Copy out the listing in full, exactly as written, but not its pictures.
____________________
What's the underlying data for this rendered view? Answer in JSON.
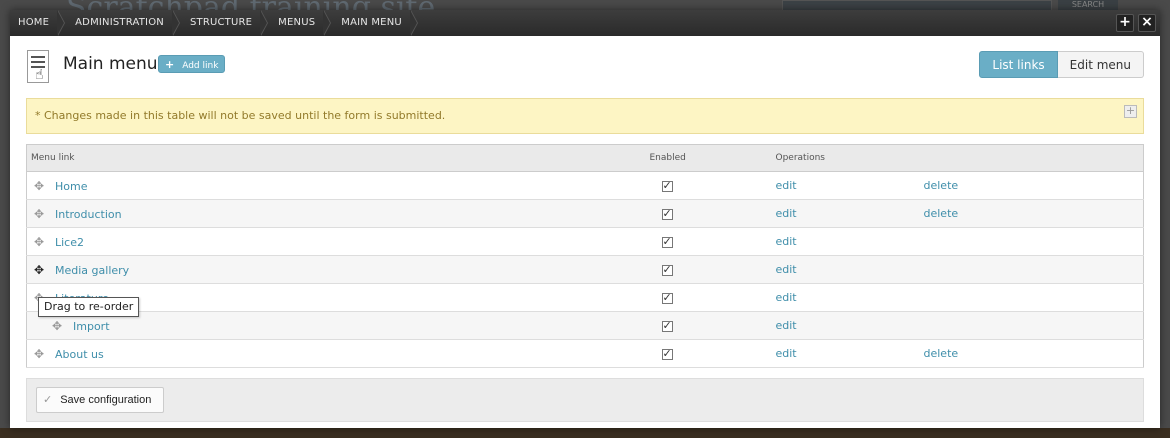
{
  "background": {
    "site_title": "Scratchpad training site",
    "search_button": "SEARCH"
  },
  "breadcrumb": [
    "HOME",
    "ADMINISTRATION",
    "STRUCTURE",
    "MENUS",
    "MAIN MENU"
  ],
  "window_buttons": {
    "expand": "+",
    "close": "×"
  },
  "header": {
    "title": "Main menu",
    "add_link_label": "Add link",
    "add_link_icon": "+"
  },
  "tabs": [
    {
      "label": "List links",
      "active": true
    },
    {
      "label": "Edit menu",
      "active": false
    }
  ],
  "notice": {
    "text": "* Changes made in this table will not be saved until the form is submitted.",
    "toggle": "+"
  },
  "table": {
    "headers": {
      "menu_link": "Menu link",
      "enabled": "Enabled",
      "operations": "Operations"
    },
    "rows": [
      {
        "label": "Home",
        "enabled": true,
        "edit": "edit",
        "delete": "delete",
        "indent": 0
      },
      {
        "label": "Introduction",
        "enabled": true,
        "edit": "edit",
        "delete": "delete",
        "indent": 0
      },
      {
        "label": "Lice2",
        "enabled": true,
        "edit": "edit",
        "delete": "",
        "indent": 0
      },
      {
        "label": "Media gallery",
        "enabled": true,
        "edit": "edit",
        "delete": "",
        "indent": 0
      },
      {
        "label": "Literature",
        "enabled": true,
        "edit": "edit",
        "delete": "",
        "indent": 0
      },
      {
        "label": "Import",
        "enabled": true,
        "edit": "edit",
        "delete": "",
        "indent": 1
      },
      {
        "label": "About us",
        "enabled": true,
        "edit": "edit",
        "delete": "delete",
        "indent": 0
      }
    ]
  },
  "tooltip": "Drag to re-order",
  "footer": {
    "save_label": "Save configuration",
    "save_icon": "✓"
  },
  "colors": {
    "accent": "#6aaec6",
    "link": "#3f8eaa",
    "notice_bg": "#fdf5c4",
    "notice_text": "#927a2a"
  }
}
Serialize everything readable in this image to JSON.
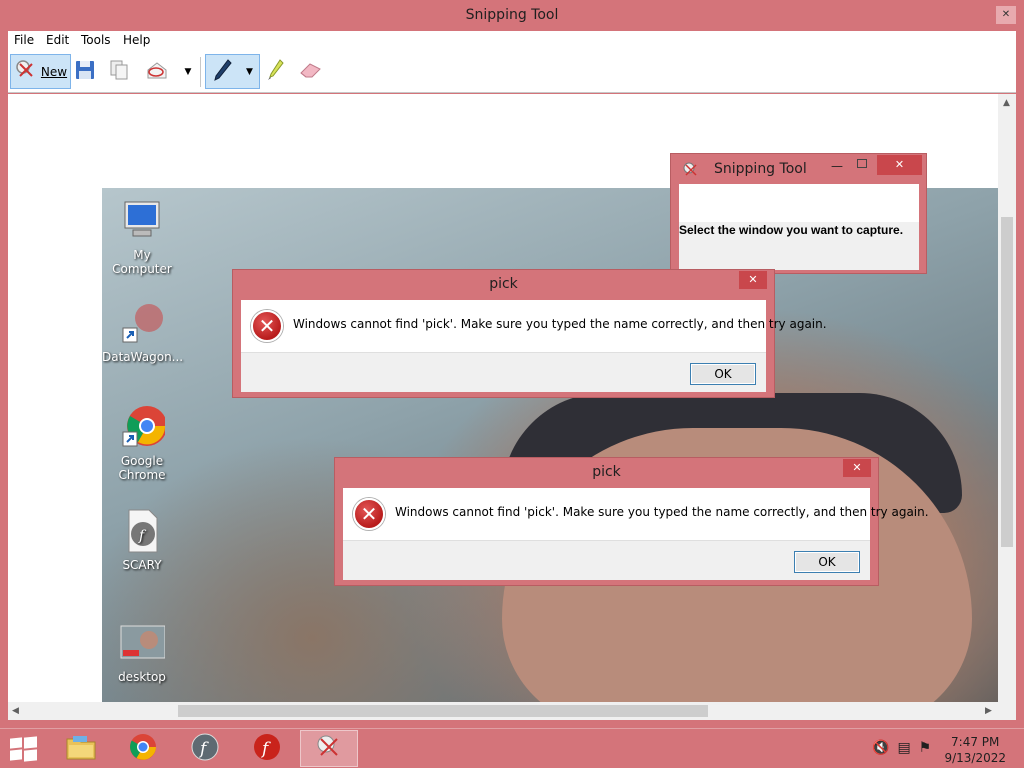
{
  "window": {
    "title": "Snipping Tool"
  },
  "menu": [
    "File",
    "Edit",
    "Tools",
    "Help"
  ],
  "toolbar": {
    "new_label": "New",
    "buttons": [
      "new-snip",
      "save-snip",
      "copy",
      "send-snip",
      "send-dropdown",
      "pen",
      "pen-dropdown",
      "highlighter",
      "eraser"
    ]
  },
  "desktop_icons": [
    {
      "label": "My Computer",
      "icon": "computer-icon"
    },
    {
      "label": "DataWagon...",
      "icon": "shortcut-icon"
    },
    {
      "label": "Google Chrome",
      "icon": "chrome-icon"
    },
    {
      "label": "SCARY",
      "icon": "flash-file-icon"
    },
    {
      "label": "desktop",
      "icon": "image-file-icon"
    }
  ],
  "dialogs": [
    {
      "title": "pick",
      "message": "Windows cannot find 'pick'. Make sure you typed the name correctly, and then try again.",
      "ok": "OK"
    },
    {
      "title": "pick",
      "message": "Windows cannot find 'pick'. Make sure you typed the name correctly, and then try again.",
      "ok": "OK"
    }
  ],
  "snip_window": {
    "title": "Snipping Tool",
    "message": "Select the window you want to capture."
  },
  "taskbar": {
    "apps": [
      "file-explorer-icon",
      "chrome-icon",
      "flash-player-icon",
      "flash-icon",
      "snipping-tool-icon"
    ],
    "active_app": "snipping-tool-icon",
    "tray_icons": [
      "volume-muted-icon",
      "network-icon",
      "action-center-icon"
    ],
    "time": "7:47 PM",
    "date": "9/13/2022"
  },
  "colors": {
    "accent": "#d4747a",
    "close": "#c9474c",
    "selected": "#cce4f7"
  }
}
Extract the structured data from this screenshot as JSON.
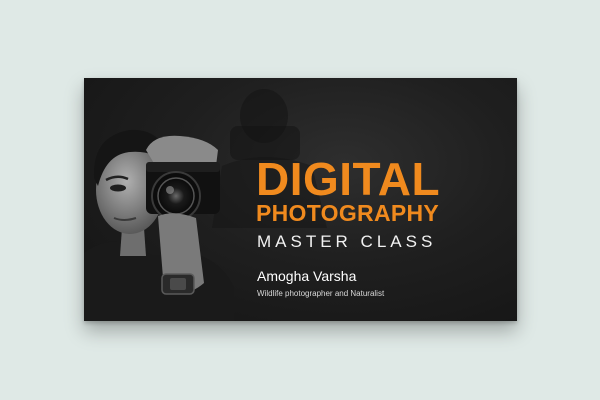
{
  "card": {
    "title_line1": "DIGITAL",
    "title_line2": "PHOTOGRAPHY",
    "subtitle": "MASTER CLASS",
    "presenter_name": "Amogha Varsha",
    "presenter_role": "Wildlife photographer and Naturalist"
  },
  "colors": {
    "background": "#dfe9e6",
    "card": "#1c1c1c",
    "accent": "#f08a1e",
    "text": "#ffffff"
  },
  "image": {
    "subject": "photographer-with-camera"
  }
}
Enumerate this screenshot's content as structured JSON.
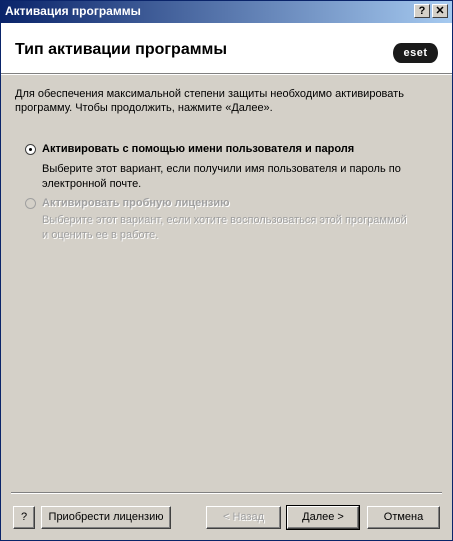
{
  "window": {
    "title": "Активация программы",
    "help_button": "?",
    "close_button": "✕"
  },
  "header": {
    "title": "Тип активации программы",
    "logo": "eset"
  },
  "description": "Для обеспечения максимальной степени защиты необходимо активировать программу. Чтобы продолжить, нажмите «Далее».",
  "options": [
    {
      "label": "Активировать с помощью имени пользователя и пароля",
      "description": "Выберите этот вариант, если получили имя пользователя и пароль по электронной почте.",
      "selected": true,
      "enabled": true
    },
    {
      "label": "Активировать пробную лицензию",
      "description": "Выберите этот вариант, если хотите воспользоваться этой программой и оценить ее в работе.",
      "selected": false,
      "enabled": false
    }
  ],
  "buttons": {
    "help": "?",
    "buy_license": "Приобрести лицензию",
    "back": "< Назад",
    "next": "Далее >",
    "cancel": "Отмена"
  }
}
____________________
Answer to the exercise
What's the underlying data for this rendered view? Answer in JSON.
{
  "background": {
    "site_title": "Scratchpad training site",
    "search_button": "SEARCH"
  },
  "breadcrumb": [
    "HOME",
    "ADMINISTRATION",
    "STRUCTURE",
    "MENUS",
    "MAIN MENU"
  ],
  "window_buttons": {
    "expand": "+",
    "close": "×"
  },
  "header": {
    "title": "Main menu",
    "add_link_label": "Add link",
    "add_link_icon": "+"
  },
  "tabs": [
    {
      "label": "List links",
      "active": true
    },
    {
      "label": "Edit menu",
      "active": false
    }
  ],
  "notice": {
    "text": "* Changes made in this table will not be saved until the form is submitted.",
    "toggle": "+"
  },
  "table": {
    "headers": {
      "menu_link": "Menu link",
      "enabled": "Enabled",
      "operations": "Operations"
    },
    "rows": [
      {
        "label": "Home",
        "enabled": true,
        "edit": "edit",
        "delete": "delete",
        "indent": 0
      },
      {
        "label": "Introduction",
        "enabled": true,
        "edit": "edit",
        "delete": "delete",
        "indent": 0
      },
      {
        "label": "Lice2",
        "enabled": true,
        "edit": "edit",
        "delete": "",
        "indent": 0
      },
      {
        "label": "Media gallery",
        "enabled": true,
        "edit": "edit",
        "delete": "",
        "indent": 0
      },
      {
        "label": "Literature",
        "enabled": true,
        "edit": "edit",
        "delete": "",
        "indent": 0
      },
      {
        "label": "Import",
        "enabled": true,
        "edit": "edit",
        "delete": "",
        "indent": 1
      },
      {
        "label": "About us",
        "enabled": true,
        "edit": "edit",
        "delete": "delete",
        "indent": 0
      }
    ]
  },
  "tooltip": "Drag to re-order",
  "footer": {
    "save_label": "Save configuration",
    "save_icon": "✓"
  },
  "colors": {
    "accent": "#6aaec6",
    "link": "#3f8eaa",
    "notice_bg": "#fdf5c4",
    "notice_text": "#927a2a"
  }
}
Serialize everything readable in this image to JSON.
{
  "window": {
    "title": "Snipping Tool"
  },
  "menu": [
    "File",
    "Edit",
    "Tools",
    "Help"
  ],
  "toolbar": {
    "new_label": "New",
    "buttons": [
      "new-snip",
      "save-snip",
      "copy",
      "send-snip",
      "send-dropdown",
      "pen",
      "pen-dropdown",
      "highlighter",
      "eraser"
    ]
  },
  "desktop_icons": [
    {
      "label": "My Computer",
      "icon": "computer-icon"
    },
    {
      "label": "DataWagon...",
      "icon": "shortcut-icon"
    },
    {
      "label": "Google Chrome",
      "icon": "chrome-icon"
    },
    {
      "label": "SCARY",
      "icon": "flash-file-icon"
    },
    {
      "label": "desktop",
      "icon": "image-file-icon"
    }
  ],
  "dialogs": [
    {
      "title": "pick",
      "message": "Windows cannot find 'pick'. Make sure you typed the name correctly, and then try again.",
      "ok": "OK"
    },
    {
      "title": "pick",
      "message": "Windows cannot find 'pick'. Make sure you typed the name correctly, and then try again.",
      "ok": "OK"
    }
  ],
  "snip_window": {
    "title": "Snipping Tool",
    "message": "Select the window you want to capture."
  },
  "taskbar": {
    "apps": [
      "file-explorer-icon",
      "chrome-icon",
      "flash-player-icon",
      "flash-icon",
      "snipping-tool-icon"
    ],
    "active_app": "snipping-tool-icon",
    "tray_icons": [
      "volume-muted-icon",
      "network-icon",
      "action-center-icon"
    ],
    "time": "7:47 PM",
    "date": "9/13/2022"
  },
  "colors": {
    "accent": "#d4747a",
    "close": "#c9474c",
    "selected": "#cce4f7"
  }
}
Extract the structured data from this screenshot as JSON.
{
  "card": {
    "title_line1": "DIGITAL",
    "title_line2": "PHOTOGRAPHY",
    "subtitle": "MASTER CLASS",
    "presenter_name": "Amogha Varsha",
    "presenter_role": "Wildlife photographer and Naturalist"
  },
  "colors": {
    "background": "#dfe9e6",
    "card": "#1c1c1c",
    "accent": "#f08a1e",
    "text": "#ffffff"
  },
  "image": {
    "subject": "photographer-with-camera"
  }
}
Enumerate this screenshot's content as structured JSON.
{
  "window": {
    "title": "Активация программы",
    "help_button": "?",
    "close_button": "✕"
  },
  "header": {
    "title": "Тип активации программы",
    "logo": "eset"
  },
  "description": "Для обеспечения максимальной степени защиты необходимо активировать программу. Чтобы продолжить, нажмите «Далее».",
  "options": [
    {
      "label": "Активировать с помощью имени пользователя и пароля",
      "description": "Выберите этот вариант, если получили имя пользователя и пароль по электронной почте.",
      "selected": true,
      "enabled": true
    },
    {
      "label": "Активировать пробную лицензию",
      "description": "Выберите этот вариант, если хотите воспользоваться этой программой и оценить ее в работе.",
      "selected": false,
      "enabled": false
    }
  ],
  "buttons": {
    "help": "?",
    "buy_license": "Приобрести лицензию",
    "back": "< Назад",
    "next": "Далее >",
    "cancel": "Отмена"
  }
}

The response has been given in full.